__Task instructions__. Quote the records in full and leave their pictures out.

** START OF Provided entries **

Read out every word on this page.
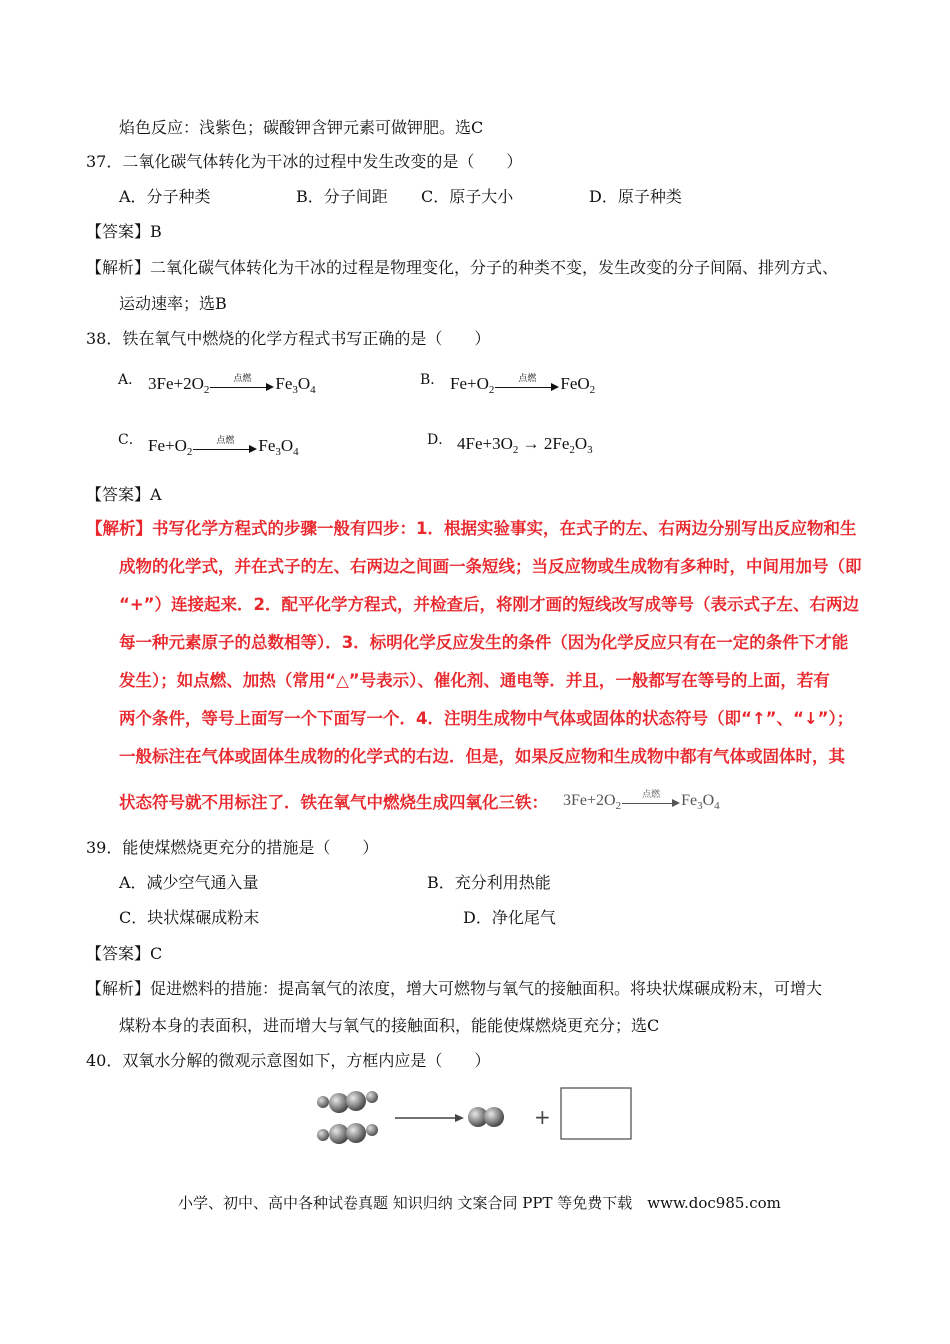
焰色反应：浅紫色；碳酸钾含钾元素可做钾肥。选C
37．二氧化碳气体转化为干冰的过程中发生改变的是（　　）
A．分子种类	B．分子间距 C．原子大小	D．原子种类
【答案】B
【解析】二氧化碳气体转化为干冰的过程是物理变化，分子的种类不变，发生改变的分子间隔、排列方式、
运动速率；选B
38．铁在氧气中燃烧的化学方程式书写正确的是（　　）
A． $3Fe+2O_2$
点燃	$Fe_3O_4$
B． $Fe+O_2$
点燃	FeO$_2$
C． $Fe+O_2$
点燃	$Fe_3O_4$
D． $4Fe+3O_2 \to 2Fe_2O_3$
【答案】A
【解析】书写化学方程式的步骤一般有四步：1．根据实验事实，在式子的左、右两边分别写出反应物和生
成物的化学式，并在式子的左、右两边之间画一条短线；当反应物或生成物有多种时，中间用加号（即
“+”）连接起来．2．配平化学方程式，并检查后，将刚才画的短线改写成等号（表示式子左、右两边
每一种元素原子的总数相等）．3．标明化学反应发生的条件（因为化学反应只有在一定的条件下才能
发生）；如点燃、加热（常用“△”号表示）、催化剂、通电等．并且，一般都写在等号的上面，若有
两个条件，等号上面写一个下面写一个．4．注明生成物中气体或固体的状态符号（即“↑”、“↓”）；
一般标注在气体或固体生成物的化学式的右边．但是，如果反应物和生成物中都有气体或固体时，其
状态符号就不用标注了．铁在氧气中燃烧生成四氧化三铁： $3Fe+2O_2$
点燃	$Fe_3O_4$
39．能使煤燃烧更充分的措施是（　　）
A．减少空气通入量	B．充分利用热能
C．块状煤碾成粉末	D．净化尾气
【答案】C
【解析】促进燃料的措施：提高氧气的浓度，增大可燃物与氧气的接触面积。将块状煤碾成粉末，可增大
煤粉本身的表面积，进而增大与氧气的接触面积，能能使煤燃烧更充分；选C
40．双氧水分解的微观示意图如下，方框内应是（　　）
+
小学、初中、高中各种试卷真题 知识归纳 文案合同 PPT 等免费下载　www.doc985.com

** END OF Provided entries **

__Expected output__.
Read out every word on this page.
焰色反应：浅紫色；碳酸钾含钾元素可做钾肥。选C
37．二氧化碳气体转化为干冰的过程中发生改变的是（　　）
A．分子种类	B．分子间距 C．原子大小	D．原子种类
【答案】B
【解析】二氧化碳气体转化为干冰的过程是物理变化，分子的种类不变，发生改变的分子间隔、排列方式、
运动速率；选B
38．铁在氧气中燃烧的化学方程式书写正确的是（　　）
A． $3Fe+2O_2$
点燃	$Fe_3O_4$
B． $Fe+O_2$
点燃	FeO$_2$
C． $Fe+O_2$
点燃	$Fe_3O_4$
D． $4Fe+3O_2 \to 2Fe_2O_3$
【答案】A
【解析】书写化学方程式的步骤一般有四步：1．根据实验事实，在式子的左、右两边分别写出反应物和生
成物的化学式，并在式子的左、右两边之间画一条短线；当反应物或生成物有多种时，中间用加号（即
“+”）连接起来．2．配平化学方程式，并检查后，将刚才画的短线改写成等号（表示式子左、右两边
每一种元素原子的总数相等）．3．标明化学反应发生的条件（因为化学反应只有在一定的条件下才能
发生）；如点燃、加热（常用“△”号表示）、催化剂、通电等．并且，一般都写在等号的上面，若有
两个条件，等号上面写一个下面写一个．4．注明生成物中气体或固体的状态符号（即“↑”、“↓”）；
一般标注在气体或固体生成物的化学式的右边．但是，如果反应物和生成物中都有气体或固体时，其
状态符号就不用标注了．铁在氧气中燃烧生成四氧化三铁： $3Fe+2O_2$
点燃	$Fe_3O_4$
39．能使煤燃烧更充分的措施是（　　）
A．减少空气通入量	B．充分利用热能
C．块状煤碾成粉末	D．净化尾气
【答案】C
【解析】促进燃料的措施：提高氧气的浓度，增大可燃物与氧气的接触面积。将块状煤碾成粉末，可增大
煤粉本身的表面积，进而增大与氧气的接触面积，能能使煤燃烧更充分；选C
40．双氧水分解的微观示意图如下，方框内应是（　　）
+
小学、初中、高中各种试卷真题 知识归纳 文案合同 PPT 等免费下载　www.doc985.com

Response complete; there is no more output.